• [TASK INSTRUCTIONS]:
Take each line containing the word "this" and copy it.

(Dataset items)
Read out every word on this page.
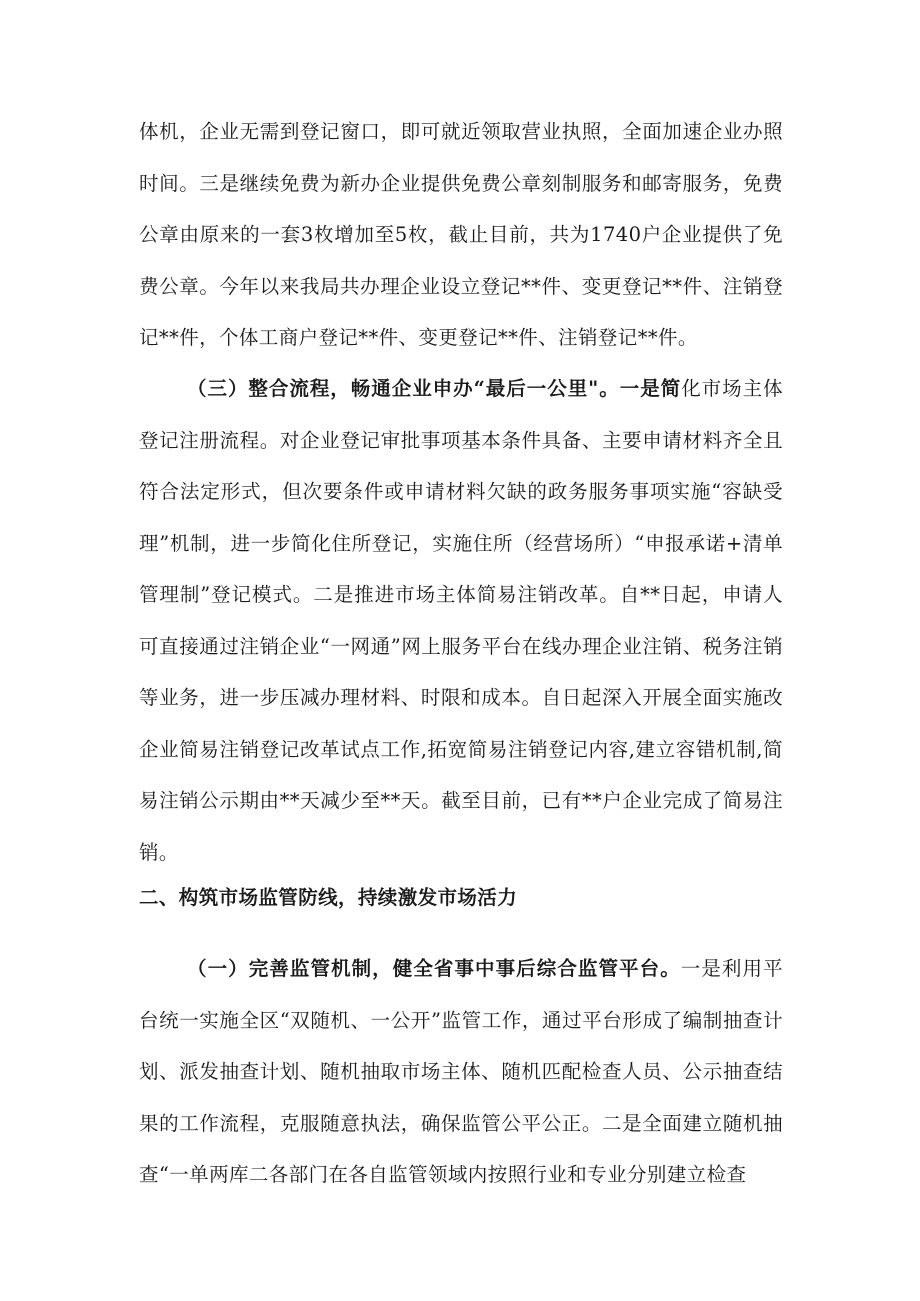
体机，企业无需到登记窗口，即可就近领取营业执照，全面加速企业办照时间。三是继续免费为新办企业提供免费公章刻制服务和邮寄服务，免费公章由原来的一套3枚增加至5枚，截止目前，共为1740户企业提供了免费公章。今年以来我局共办理企业设立登记**件、变更登记**件、注销登记**件，个体工商户登记**件、变更登记**件、注销登记**件。

（三）整合流程，畅通企业申办“最后一公里"。一是简化市场主体登记注册流程。对企业登记审批事项基本条件具备、主要申请材料齐全且符合法定形式，但次要条件或申请材料欠缺的政务服务事项实施“容缺受理”机制，进一步简化住所登记，实施住所（经营场所）“申报承诺+清单管理制”登记模式。二是推进市场主体简易注销改革。自**日起，申请人可直接通过注销企业“一网通”网上服务平台在线办理企业注销、税务注销等业务，进一步压减办理材料、时限和成本。自日起深入开展全面实施改企业简易注销登记改革试点工作,拓宽简易注销登记内容,建立容错机制,简易注销公示期由**天减少至**天。截至目前，已有**户企业完成了简易注销。

二、构筑市场监管防线，持续激发市场活力

（一）完善监管机制，健全省事中事后综合监管平台。一是利用平台统一实施全区“双随机、一公开”监管工作，通过平台形成了编制抽查计划、派发抽查计划、随机抽取市场主体、随机匹配检查人员、公示抽查结果的工作流程，克服随意执法，确保监管公平公正。二是全面建立随机抽查“一单两库二各部门在各自监管领域内按照行业和专业分别建立检查
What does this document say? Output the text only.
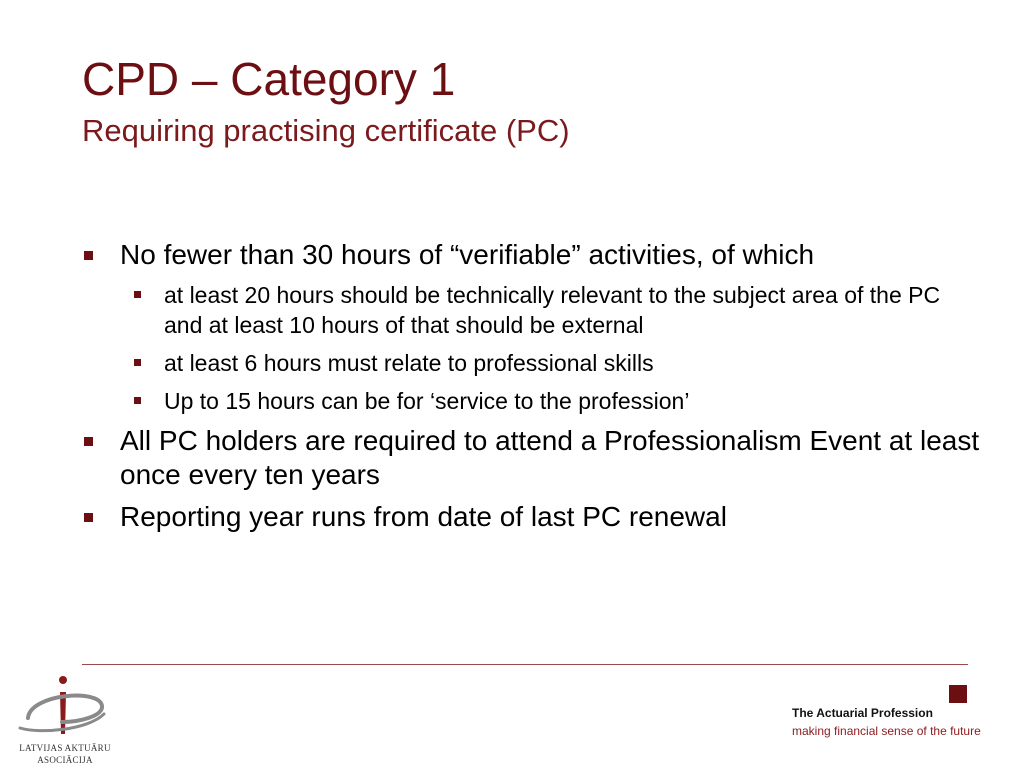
CPD – Category 1
Requiring practising certificate (PC)
No fewer than 30 hours of “verifiable” activities, of which
at least 20 hours should be technically relevant to the subject area of the PC and at least 10 hours of that should be external
at least 6 hours must relate to professional skills
Up to 15 hours can be for ‘service to the profession’
All PC holders are required to attend a Professionalism Event at least once every ten years
Reporting year runs from date of last PC renewal
LATVIJAS AKTUĀRU
ASOCIĀCIJA
The Actuarial Profession
making financial sense of the future
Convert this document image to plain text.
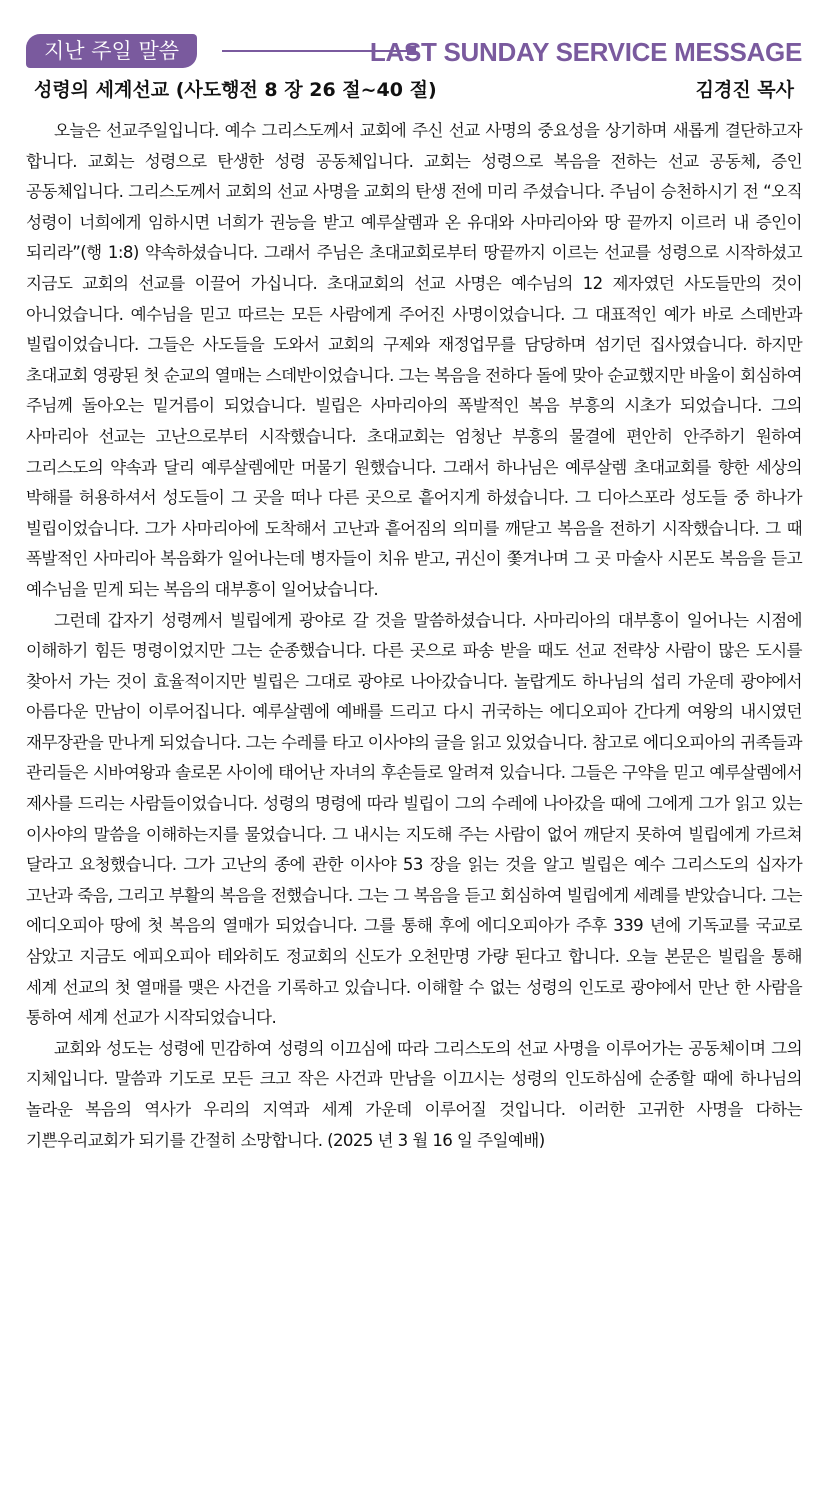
지난 주일 말씀	LAST SUNDAY SERVICE MESSAGE
성령의 세계선교 (사도행전 8 장 26 절~40 절)	김경진 목사

오늘은 선교주일입니다. 예수 그리스도께서 교회에 주신 선교 사명의 중요성을 상기하며 새롭게 결단하고자 합니다. 교회는 성령으로 탄생한 성령 공동체입니다. 교회는 성령으로 복음을 전하는 선교 공동체, 증인 공동체입니다. 그리스도께서 교회의 선교 사명을 교회의 탄생 전에 미리 주셨습니다. 주님이 승천하시기 전 “오직 성령이 너희에게 임하시면 너희가 권능을 받고 예루살렘과 온 유대와 사마리아와 땅 끝까지 이르러 내 증인이 되리라”(행 1:8) 약속하셨습니다. 그래서 주님은 초대교회로부터 땅끝까지 이르는 선교를 성령으로 시작하셨고 지금도 교회의 선교를 이끌어 가십니다. 초대교회의 선교 사명은 예수님의 12 제자였던 사도들만의 것이 아니었습니다. 예수님을 믿고 따르는 모든 사람에게 주어진 사명이었습니다. 그 대표적인 예가 바로 스데반과 빌립이었습니다. 그들은 사도들을 도와서 교회의 구제와 재정업무를 담당하며 섬기던 집사였습니다. 하지만 초대교회 영광된 첫 순교의 열매는 스데반이었습니다. 그는 복음을 전하다 돌에 맞아 순교했지만 바울이 회심하여 주님께 돌아오는 밑거름이 되었습니다. 빌립은 사마리아의 폭발적인 복음 부흥의 시초가 되었습니다. 그의 사마리아 선교는 고난으로부터 시작했습니다. 초대교회는 엄청난 부흥의 물결에 편안히 안주하기 원하여 그리스도의 약속과 달리 예루살렘에만 머물기 원했습니다. 그래서 하나님은 예루살렘 초대교회를 향한 세상의 박해를 허용하셔서 성도들이 그 곳을 떠나 다른 곳으로 흩어지게 하셨습니다. 그 디아스포라 성도들 중 하나가 빌립이었습니다. 그가 사마리아에 도착해서 고난과 흩어짐의 의미를 깨닫고 복음을 전하기 시작했습니다. 그 때 폭발적인 사마리아 복음화가 일어나는데 병자들이 치유 받고, 귀신이 쫓겨나며 그 곳 마술사 시몬도 복음을 듣고 예수님을 믿게 되는 복음의 대부흥이 일어났습니다.

그런데 갑자기 성령께서 빌립에게 광야로 갈 것을 말씀하셨습니다. 사마리아의 대부흥이 일어나는 시점에 이해하기 힘든 명령이었지만 그는 순종했습니다. 다른 곳으로 파송 받을 때도 선교 전략상 사람이 많은 도시를 찾아서 가는 것이 효율적이지만 빌립은 그대로 광야로 나아갔습니다. 놀랍게도 하나님의 섭리 가운데 광야에서 아름다운 만남이 이루어집니다. 예루살렘에 예배를 드리고 다시 귀국하는 에디오피아 간다게 여왕의 내시였던 재무장관을 만나게 되었습니다. 그는 수레를 타고 이사야의 글을 읽고 있었습니다. 참고로 에디오피아의 귀족들과 관리들은 시바여왕과 솔로몬 사이에 태어난 자녀의 후손들로 알려져 있습니다. 그들은 구약을 믿고 예루살렘에서 제사를 드리는 사람들이었습니다. 성령의 명령에 따라 빌립이 그의 수레에 나아갔을 때에 그에게 그가 읽고 있는 이사야의 말씀을 이해하는지를 물었습니다. 그 내시는 지도해 주는 사람이 없어 깨닫지 못하여 빌립에게 가르쳐 달라고 요청했습니다. 그가 고난의 종에 관한 이사야 53 장을 읽는 것을 알고 빌립은 예수 그리스도의 십자가 고난과 죽음, 그리고 부활의 복음을 전했습니다. 그는 그 복음을 듣고 회심하여 빌립에게 세례를 받았습니다. 그는 에디오피아 땅에 첫 복음의 열매가 되었습니다. 그를 통해 후에 에디오피아가 주후 339 년에 기독교를 국교로 삼았고 지금도 에피오피아 테와히도 정교회의 신도가 오천만명 가량 된다고 합니다. 오늘 본문은 빌립을 통해 세계 선교의 첫 열매를 맺은 사건을 기록하고 있습니다. 이해할 수 없는 성령의 인도로 광야에서 만난 한 사람을 통하여 세계 선교가 시작되었습니다.

교회와 성도는 성령에 민감하여 성령의 이끄심에 따라 그리스도의 선교 사명을 이루어가는 공동체이며 그의 지체입니다. 말씀과 기도로 모든 크고 작은 사건과 만남을 이끄시는 성령의 인도하심에 순종할 때에 하나님의 놀라운 복음의 역사가 우리의 지역과 세계 가운데 이루어질 것입니다. 이러한 고귀한 사명을 다하는 기쁜우리교회가 되기를 간절히 소망합니다. (2025 년 3 월 16 일 주일예배)
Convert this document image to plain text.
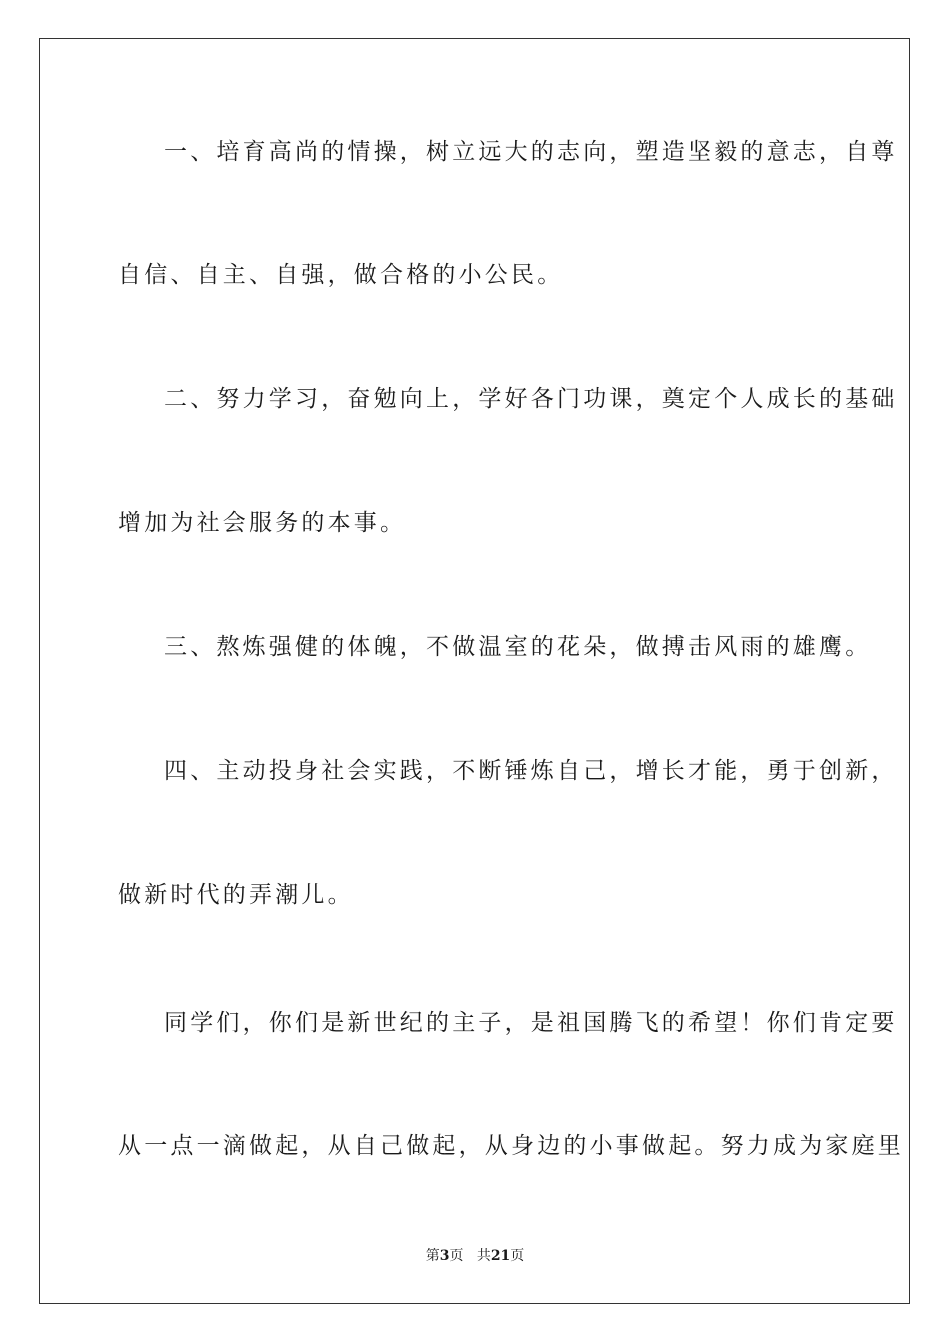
一、培育高尚的情操，树立远大的志向，塑造坚毅的意志，自尊
自信、自主、自强，做合格的小公民。
二、努力学习，奋勉向上，学好各门功课，奠定个人成长的基础
增加为社会服务的本事。
三、熬炼强健的体魄，不做温室的花朵，做搏击风雨的雄鹰。
四、主动投身社会实践，不断锤炼自己，增长才能，勇于创新，
做新时代的弄潮儿。
同学们，你们是新世纪的主子，是祖国腾飞的希望！你们肯定要
从一点一滴做起，从自己做起，从身边的小事做起。努力成为家庭里
第3页 共21页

• [EXERCISE RESPONSE]:
Read out every word on this page.
What does this document say? Output the text only.
Convert this document image to plain text.
Convert this document image to plain text.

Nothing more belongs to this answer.